-- begin Materials provided --

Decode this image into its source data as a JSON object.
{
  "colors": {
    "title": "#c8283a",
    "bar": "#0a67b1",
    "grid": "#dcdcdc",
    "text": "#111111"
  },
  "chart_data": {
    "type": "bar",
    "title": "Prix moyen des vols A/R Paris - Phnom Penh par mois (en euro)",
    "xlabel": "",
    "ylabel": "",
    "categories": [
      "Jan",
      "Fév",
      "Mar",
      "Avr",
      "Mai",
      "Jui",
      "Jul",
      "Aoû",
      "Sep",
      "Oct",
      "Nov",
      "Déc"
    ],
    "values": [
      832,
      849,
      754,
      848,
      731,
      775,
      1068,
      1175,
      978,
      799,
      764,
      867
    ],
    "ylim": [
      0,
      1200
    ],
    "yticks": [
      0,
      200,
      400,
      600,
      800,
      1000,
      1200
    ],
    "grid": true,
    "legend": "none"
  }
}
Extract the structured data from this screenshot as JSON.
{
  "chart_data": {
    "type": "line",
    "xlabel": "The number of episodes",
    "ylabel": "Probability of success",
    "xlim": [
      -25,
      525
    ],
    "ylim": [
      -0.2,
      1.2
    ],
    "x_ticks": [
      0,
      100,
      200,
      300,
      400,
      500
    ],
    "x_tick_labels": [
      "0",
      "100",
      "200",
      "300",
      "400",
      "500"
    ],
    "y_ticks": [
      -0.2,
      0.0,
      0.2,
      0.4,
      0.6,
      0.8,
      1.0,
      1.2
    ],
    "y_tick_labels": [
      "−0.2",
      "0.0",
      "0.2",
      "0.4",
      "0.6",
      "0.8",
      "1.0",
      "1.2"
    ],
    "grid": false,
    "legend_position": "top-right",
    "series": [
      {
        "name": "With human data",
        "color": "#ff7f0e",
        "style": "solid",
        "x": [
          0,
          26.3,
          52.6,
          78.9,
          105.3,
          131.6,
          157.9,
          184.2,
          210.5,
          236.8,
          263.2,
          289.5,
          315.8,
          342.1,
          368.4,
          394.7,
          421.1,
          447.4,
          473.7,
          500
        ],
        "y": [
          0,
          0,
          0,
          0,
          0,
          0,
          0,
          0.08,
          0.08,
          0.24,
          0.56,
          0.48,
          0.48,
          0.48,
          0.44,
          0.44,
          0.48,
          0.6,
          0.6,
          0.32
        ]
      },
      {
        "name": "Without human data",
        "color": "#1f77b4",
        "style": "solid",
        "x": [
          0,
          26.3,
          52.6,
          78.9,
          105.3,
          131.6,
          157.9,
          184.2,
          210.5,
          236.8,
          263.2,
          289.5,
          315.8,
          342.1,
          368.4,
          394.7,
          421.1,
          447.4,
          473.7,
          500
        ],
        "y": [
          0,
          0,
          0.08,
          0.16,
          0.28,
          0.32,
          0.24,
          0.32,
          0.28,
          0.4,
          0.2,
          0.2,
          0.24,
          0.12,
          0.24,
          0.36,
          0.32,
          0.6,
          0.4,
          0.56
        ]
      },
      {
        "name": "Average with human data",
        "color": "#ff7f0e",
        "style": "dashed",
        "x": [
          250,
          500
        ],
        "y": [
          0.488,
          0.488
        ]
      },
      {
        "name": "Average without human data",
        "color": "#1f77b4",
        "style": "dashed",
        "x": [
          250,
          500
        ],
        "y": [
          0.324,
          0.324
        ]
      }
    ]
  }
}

-- end Materials provided --

# [Directive]
Keep only those lines of the records that hold "name", and return them.

# [Expected output]
        "name": "With human data",
        "name": "Without human data",
        "name": "Average with human data",
        "name": "Average without human data",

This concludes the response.